▶ **Written request**: Copy each line below in which the word "zakresie" occurs.

------------------------

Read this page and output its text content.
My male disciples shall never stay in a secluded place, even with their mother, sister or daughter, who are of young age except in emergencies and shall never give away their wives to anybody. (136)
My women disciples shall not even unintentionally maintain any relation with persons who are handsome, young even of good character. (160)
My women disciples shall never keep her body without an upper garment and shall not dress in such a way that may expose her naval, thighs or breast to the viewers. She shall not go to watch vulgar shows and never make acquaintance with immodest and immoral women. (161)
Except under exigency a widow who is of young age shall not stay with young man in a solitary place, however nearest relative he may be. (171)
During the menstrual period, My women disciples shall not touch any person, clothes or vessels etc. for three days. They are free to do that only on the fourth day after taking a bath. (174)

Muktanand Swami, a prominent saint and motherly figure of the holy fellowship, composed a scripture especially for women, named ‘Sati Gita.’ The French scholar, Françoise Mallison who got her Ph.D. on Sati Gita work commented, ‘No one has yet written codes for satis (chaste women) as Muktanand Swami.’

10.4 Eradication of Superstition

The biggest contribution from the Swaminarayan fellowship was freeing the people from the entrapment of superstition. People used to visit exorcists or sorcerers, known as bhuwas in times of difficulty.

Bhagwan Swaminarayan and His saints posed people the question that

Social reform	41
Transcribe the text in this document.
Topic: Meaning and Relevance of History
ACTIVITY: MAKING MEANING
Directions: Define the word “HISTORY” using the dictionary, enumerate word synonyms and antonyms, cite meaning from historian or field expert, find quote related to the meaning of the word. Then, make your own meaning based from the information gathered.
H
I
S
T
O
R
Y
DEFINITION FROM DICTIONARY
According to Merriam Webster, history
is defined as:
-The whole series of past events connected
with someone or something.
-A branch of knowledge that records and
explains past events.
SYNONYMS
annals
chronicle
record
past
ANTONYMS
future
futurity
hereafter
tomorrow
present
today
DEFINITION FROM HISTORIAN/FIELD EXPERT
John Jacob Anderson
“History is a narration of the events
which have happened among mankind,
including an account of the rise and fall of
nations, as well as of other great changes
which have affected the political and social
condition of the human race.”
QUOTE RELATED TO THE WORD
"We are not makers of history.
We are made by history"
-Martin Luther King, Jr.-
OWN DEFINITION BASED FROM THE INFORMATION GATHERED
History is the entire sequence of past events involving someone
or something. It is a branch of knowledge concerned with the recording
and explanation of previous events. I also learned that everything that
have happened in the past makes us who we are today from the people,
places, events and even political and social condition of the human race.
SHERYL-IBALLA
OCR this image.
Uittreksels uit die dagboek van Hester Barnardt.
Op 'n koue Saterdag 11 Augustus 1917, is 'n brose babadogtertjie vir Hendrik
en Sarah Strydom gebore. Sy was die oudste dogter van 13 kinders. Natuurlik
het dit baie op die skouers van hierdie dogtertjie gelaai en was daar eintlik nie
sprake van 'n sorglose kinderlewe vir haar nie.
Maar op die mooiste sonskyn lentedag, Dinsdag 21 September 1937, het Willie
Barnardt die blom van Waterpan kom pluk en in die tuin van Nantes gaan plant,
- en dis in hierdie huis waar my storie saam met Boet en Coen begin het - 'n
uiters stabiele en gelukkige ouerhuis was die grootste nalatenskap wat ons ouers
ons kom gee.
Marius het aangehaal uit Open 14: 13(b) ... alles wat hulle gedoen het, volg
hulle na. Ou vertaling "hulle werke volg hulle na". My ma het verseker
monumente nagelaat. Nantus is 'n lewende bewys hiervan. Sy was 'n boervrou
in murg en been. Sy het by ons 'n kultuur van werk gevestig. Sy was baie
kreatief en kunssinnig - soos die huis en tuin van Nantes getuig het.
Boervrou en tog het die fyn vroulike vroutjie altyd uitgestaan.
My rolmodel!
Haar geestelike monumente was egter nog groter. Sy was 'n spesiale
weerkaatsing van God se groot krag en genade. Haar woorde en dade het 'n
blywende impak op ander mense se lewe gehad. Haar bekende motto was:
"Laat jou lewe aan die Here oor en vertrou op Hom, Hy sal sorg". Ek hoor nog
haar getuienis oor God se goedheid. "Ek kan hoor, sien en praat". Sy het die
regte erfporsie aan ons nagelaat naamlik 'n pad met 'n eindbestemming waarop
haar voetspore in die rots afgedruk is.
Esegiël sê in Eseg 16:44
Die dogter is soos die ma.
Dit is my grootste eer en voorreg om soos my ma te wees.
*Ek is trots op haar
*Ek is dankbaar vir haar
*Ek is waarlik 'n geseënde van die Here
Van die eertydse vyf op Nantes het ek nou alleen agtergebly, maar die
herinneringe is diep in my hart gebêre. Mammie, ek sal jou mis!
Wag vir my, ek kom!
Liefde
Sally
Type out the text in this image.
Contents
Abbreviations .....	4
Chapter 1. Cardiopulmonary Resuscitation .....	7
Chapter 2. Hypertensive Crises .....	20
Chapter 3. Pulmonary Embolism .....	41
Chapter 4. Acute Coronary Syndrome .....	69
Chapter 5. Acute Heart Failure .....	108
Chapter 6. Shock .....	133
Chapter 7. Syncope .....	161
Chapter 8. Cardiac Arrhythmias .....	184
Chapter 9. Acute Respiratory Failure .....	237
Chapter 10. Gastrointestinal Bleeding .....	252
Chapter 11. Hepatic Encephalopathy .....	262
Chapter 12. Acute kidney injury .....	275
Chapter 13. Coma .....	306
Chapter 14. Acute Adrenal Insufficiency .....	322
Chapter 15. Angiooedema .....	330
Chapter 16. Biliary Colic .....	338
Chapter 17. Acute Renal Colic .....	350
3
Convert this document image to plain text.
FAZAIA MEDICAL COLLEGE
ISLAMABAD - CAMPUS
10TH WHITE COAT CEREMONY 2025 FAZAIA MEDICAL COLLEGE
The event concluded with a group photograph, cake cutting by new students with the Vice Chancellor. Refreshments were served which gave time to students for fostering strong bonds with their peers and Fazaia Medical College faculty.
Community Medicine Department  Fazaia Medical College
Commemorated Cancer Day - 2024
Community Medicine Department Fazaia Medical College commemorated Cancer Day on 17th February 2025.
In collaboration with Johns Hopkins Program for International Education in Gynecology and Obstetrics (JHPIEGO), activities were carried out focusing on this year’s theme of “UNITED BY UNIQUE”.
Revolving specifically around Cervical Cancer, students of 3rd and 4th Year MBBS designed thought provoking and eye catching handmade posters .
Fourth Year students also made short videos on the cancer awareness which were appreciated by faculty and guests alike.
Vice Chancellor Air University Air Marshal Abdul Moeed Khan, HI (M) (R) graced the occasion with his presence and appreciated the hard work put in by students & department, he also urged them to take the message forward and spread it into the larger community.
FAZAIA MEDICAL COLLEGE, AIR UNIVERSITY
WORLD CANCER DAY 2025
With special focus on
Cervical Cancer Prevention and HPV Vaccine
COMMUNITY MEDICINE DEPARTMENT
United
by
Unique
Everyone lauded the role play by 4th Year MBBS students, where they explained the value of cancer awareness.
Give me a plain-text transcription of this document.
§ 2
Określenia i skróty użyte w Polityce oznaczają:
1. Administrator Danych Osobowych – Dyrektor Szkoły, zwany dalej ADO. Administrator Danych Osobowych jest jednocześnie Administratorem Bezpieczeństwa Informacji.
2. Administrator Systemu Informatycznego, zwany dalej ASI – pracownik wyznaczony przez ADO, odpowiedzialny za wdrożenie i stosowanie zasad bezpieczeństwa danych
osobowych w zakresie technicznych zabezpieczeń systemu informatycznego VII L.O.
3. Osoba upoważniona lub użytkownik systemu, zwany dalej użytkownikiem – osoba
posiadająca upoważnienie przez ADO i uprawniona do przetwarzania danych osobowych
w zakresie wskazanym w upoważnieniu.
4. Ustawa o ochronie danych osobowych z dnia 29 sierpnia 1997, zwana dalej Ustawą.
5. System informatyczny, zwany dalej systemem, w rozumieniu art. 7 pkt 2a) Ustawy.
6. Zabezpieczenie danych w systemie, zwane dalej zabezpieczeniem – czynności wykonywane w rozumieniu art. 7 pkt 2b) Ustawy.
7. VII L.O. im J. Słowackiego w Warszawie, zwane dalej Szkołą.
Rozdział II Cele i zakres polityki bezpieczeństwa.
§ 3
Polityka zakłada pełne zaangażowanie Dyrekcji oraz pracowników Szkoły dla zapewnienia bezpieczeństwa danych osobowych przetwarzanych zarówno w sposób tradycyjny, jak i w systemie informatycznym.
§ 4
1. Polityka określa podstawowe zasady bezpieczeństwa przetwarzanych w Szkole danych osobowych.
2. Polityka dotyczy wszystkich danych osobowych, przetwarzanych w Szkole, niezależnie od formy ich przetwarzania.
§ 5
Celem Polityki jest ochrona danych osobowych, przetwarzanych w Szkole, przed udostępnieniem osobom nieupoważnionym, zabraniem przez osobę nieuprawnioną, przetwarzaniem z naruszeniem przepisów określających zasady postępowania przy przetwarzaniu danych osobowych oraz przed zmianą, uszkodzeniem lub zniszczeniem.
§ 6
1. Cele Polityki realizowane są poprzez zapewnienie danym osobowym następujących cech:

------------------------

▶ **Task result**:
osobowych w zakresie technicznych zabezpieczeń systemu informatycznego VII L.O.
w zakresie wskazanym w upoważnieniu.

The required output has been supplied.